Dataset entries
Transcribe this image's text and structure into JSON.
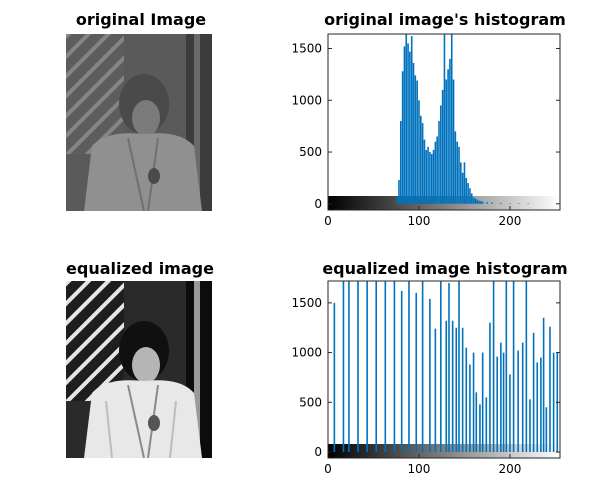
{
  "panels": {
    "original_image_title": "original Image",
    "equalized_image_title": "equalized image"
  },
  "chart_data": [
    {
      "type": "bar",
      "title": "original image's histogram",
      "xlim": [
        0,
        255
      ],
      "ylim": [
        -60,
        1640
      ],
      "xticks": [
        0,
        100,
        200
      ],
      "yticks": [
        0,
        500,
        1000,
        1500
      ],
      "colorbar": "grayscale gradient 0 to 255 along the x axis",
      "bar_color": "#0072bd",
      "x": [
        76,
        78,
        80,
        82,
        84,
        86,
        88,
        90,
        92,
        94,
        96,
        98,
        100,
        102,
        104,
        106,
        108,
        110,
        112,
        114,
        116,
        118,
        120,
        122,
        124,
        126,
        128,
        130,
        132,
        134,
        136,
        138,
        140,
        142,
        144,
        146,
        148,
        150,
        152,
        154,
        156,
        158,
        160,
        162,
        164,
        166,
        168,
        170,
        175,
        180,
        190,
        200,
        210,
        220
      ],
      "values": [
        60,
        230,
        800,
        1280,
        1520,
        1640,
        1550,
        1470,
        1620,
        1360,
        1240,
        1190,
        1000,
        850,
        780,
        620,
        520,
        550,
        500,
        480,
        520,
        600,
        650,
        800,
        950,
        1100,
        1640,
        1200,
        1300,
        1400,
        1640,
        1200,
        700,
        600,
        550,
        400,
        300,
        400,
        250,
        200,
        150,
        100,
        60,
        50,
        40,
        30,
        25,
        20,
        15,
        12,
        8,
        5,
        5,
        5
      ]
    },
    {
      "type": "bar",
      "title": "equalized image histogram",
      "xlim": [
        0,
        255
      ],
      "ylim": [
        -60,
        1720
      ],
      "xticks": [
        0,
        100,
        200
      ],
      "yticks": [
        0,
        500,
        1000,
        1500
      ],
      "colorbar": "grayscale gradient 0 to 255 along the x axis",
      "bar_color": "#0072bd",
      "x": [
        7,
        17,
        23,
        33,
        43,
        53,
        63,
        73,
        81,
        89,
        97,
        104,
        112,
        118,
        124,
        130,
        133,
        137,
        141,
        144,
        148,
        152,
        156,
        160,
        163,
        167,
        170,
        174,
        178,
        182,
        186,
        190,
        193,
        196,
        200,
        204,
        209,
        214,
        218,
        222,
        226,
        230,
        234,
        237,
        240,
        244,
        248,
        252
      ],
      "values": [
        1500,
        1720,
        1720,
        1720,
        1720,
        1720,
        1720,
        1720,
        1620,
        1720,
        1600,
        1720,
        1540,
        1240,
        1720,
        1320,
        1700,
        1320,
        1250,
        1720,
        1250,
        1050,
        880,
        1000,
        600,
        480,
        1000,
        550,
        1300,
        1720,
        960,
        1100,
        1000,
        1720,
        780,
        1720,
        1020,
        1100,
        1720,
        530,
        1200,
        900,
        950,
        1350,
        450,
        1260,
        1000,
        1000
      ]
    }
  ]
}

[Task to carry out]:
Leave the pictures out, and transcribe each of the records exactly.

[Correct result]:
Transcribe this image's text and structure into JSON.
{
  "panels": {
    "original_image_title": "original Image",
    "equalized_image_title": "equalized image"
  },
  "chart_data": [
    {
      "type": "bar",
      "title": "original image's histogram",
      "xlim": [
        0,
        255
      ],
      "ylim": [
        -60,
        1640
      ],
      "xticks": [
        0,
        100,
        200
      ],
      "yticks": [
        0,
        500,
        1000,
        1500
      ],
      "colorbar": "grayscale gradient 0 to 255 along the x axis",
      "bar_color": "#0072bd",
      "x": [
        76,
        78,
        80,
        82,
        84,
        86,
        88,
        90,
        92,
        94,
        96,
        98,
        100,
        102,
        104,
        106,
        108,
        110,
        112,
        114,
        116,
        118,
        120,
        122,
        124,
        126,
        128,
        130,
        132,
        134,
        136,
        138,
        140,
        142,
        144,
        146,
        148,
        150,
        152,
        154,
        156,
        158,
        160,
        162,
        164,
        166,
        168,
        170,
        175,
        180,
        190,
        200,
        210,
        220
      ],
      "values": [
        60,
        230,
        800,
        1280,
        1520,
        1640,
        1550,
        1470,
        1620,
        1360,
        1240,
        1190,
        1000,
        850,
        780,
        620,
        520,
        550,
        500,
        480,
        520,
        600,
        650,
        800,
        950,
        1100,
        1640,
        1200,
        1300,
        1400,
        1640,
        1200,
        700,
        600,
        550,
        400,
        300,
        400,
        250,
        200,
        150,
        100,
        60,
        50,
        40,
        30,
        25,
        20,
        15,
        12,
        8,
        5,
        5,
        5
      ]
    },
    {
      "type": "bar",
      "title": "equalized image histogram",
      "xlim": [
        0,
        255
      ],
      "ylim": [
        -60,
        1720
      ],
      "xticks": [
        0,
        100,
        200
      ],
      "yticks": [
        0,
        500,
        1000,
        1500
      ],
      "colorbar": "grayscale gradient 0 to 255 along the x axis",
      "bar_color": "#0072bd",
      "x": [
        7,
        17,
        23,
        33,
        43,
        53,
        63,
        73,
        81,
        89,
        97,
        104,
        112,
        118,
        124,
        130,
        133,
        137,
        141,
        144,
        148,
        152,
        156,
        160,
        163,
        167,
        170,
        174,
        178,
        182,
        186,
        190,
        193,
        196,
        200,
        204,
        209,
        214,
        218,
        222,
        226,
        230,
        234,
        237,
        240,
        244,
        248,
        252
      ],
      "values": [
        1500,
        1720,
        1720,
        1720,
        1720,
        1720,
        1720,
        1720,
        1620,
        1720,
        1600,
        1720,
        1540,
        1240,
        1720,
        1320,
        1700,
        1320,
        1250,
        1720,
        1250,
        1050,
        880,
        1000,
        600,
        480,
        1000,
        550,
        1300,
        1720,
        960,
        1100,
        1000,
        1720,
        780,
        1720,
        1020,
        1100,
        1720,
        530,
        1200,
        900,
        950,
        1350,
        450,
        1260,
        1000,
        1000
      ]
    }
  ]
}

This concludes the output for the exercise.